[Exercise details]
Print the data exactly, leaving nothing out.

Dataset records

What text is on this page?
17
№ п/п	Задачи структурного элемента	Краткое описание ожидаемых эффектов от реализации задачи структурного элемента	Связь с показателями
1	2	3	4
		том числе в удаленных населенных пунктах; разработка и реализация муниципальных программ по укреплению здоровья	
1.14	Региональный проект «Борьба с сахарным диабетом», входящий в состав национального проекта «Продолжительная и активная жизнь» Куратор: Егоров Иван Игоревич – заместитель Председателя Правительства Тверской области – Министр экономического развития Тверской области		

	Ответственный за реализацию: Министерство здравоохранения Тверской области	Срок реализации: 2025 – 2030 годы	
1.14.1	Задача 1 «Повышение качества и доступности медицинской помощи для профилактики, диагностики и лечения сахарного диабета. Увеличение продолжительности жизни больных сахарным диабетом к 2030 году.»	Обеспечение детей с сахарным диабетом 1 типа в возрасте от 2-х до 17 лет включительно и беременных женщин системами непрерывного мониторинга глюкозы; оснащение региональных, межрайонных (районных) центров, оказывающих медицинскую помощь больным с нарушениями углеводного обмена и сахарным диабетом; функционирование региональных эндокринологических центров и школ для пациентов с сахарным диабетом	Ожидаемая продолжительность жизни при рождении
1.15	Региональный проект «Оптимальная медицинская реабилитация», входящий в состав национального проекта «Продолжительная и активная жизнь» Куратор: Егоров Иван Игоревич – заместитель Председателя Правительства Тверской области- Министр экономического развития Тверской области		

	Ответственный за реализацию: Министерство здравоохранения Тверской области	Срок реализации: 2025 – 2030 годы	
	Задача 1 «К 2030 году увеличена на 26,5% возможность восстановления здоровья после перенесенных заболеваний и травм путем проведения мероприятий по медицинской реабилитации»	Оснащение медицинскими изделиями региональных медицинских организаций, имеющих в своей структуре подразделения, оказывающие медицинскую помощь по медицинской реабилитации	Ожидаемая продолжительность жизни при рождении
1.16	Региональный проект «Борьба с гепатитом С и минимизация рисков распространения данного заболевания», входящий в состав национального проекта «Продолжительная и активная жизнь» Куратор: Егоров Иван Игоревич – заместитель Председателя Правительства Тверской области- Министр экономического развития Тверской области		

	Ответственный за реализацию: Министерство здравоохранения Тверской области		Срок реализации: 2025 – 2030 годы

[Answer to the exercise]
What text is on this page?
17
№ п/п	Задачи структурного элемента	Краткое описание ожидаемых эффектов от реализации задачи структурного элемента	Связь с показателями
1	2	3	4
		том числе в удаленных населенных пунктах; разработка и реализация муниципальных программ по укреплению здоровья	
1.14	Региональный проект «Борьба с сахарным диабетом», входящий в состав национального проекта «Продолжительная и активная жизнь» Куратор: Егоров Иван Игоревич – заместитель Председателя Правительства Тверской области – Министр экономического развития Тверской области		

	Ответственный за реализацию: Министерство здравоохранения Тверской области	Срок реализации: 2025 – 2030 годы	
1.14.1	Задача 1 «Повышение качества и доступности медицинской помощи для профилактики, диагностики и лечения сахарного диабета. Увеличение продолжительности жизни больных сахарным диабетом к 2030 году.»	Обеспечение детей с сахарным диабетом 1 типа в возрасте от 2-х до 17 лет включительно и беременных женщин системами непрерывного мониторинга глюкозы; оснащение региональных, межрайонных (районных) центров, оказывающих медицинскую помощь больным с нарушениями углеводного обмена и сахарным диабетом; функционирование региональных эндокринологических центров и школ для пациентов с сахарным диабетом	Ожидаемая продолжительность жизни при рождении
1.15	Региональный проект «Оптимальная медицинская реабилитация», входящий в состав национального проекта «Продолжительная и активная жизнь» Куратор: Егоров Иван Игоревич – заместитель Председателя Правительства Тверской области- Министр экономического развития Тверской области		

	Ответственный за реализацию: Министерство здравоохранения Тверской области	Срок реализации: 2025 – 2030 годы	
	Задача 1 «К 2030 году увеличена на 26,5% возможность восстановления здоровья после перенесенных заболеваний и травм путем проведения мероприятий по медицинской реабилитации»	Оснащение медицинскими изделиями региональных медицинских организаций, имеющих в своей структуре подразделения, оказывающие медицинскую помощь по медицинской реабилитации	Ожидаемая продолжительность жизни при рождении
1.16	Региональный проект «Борьба с гепатитом С и минимизация рисков распространения данного заболевания», входящий в состав национального проекта «Продолжительная и активная жизнь» Куратор: Егоров Иван Игоревич – заместитель Председателя Правительства Тверской области- Министр экономического развития Тверской области		

	Ответственный за реализацию: Министерство здравоохранения Тверской области		Срок реализации: 2025 – 2030 годы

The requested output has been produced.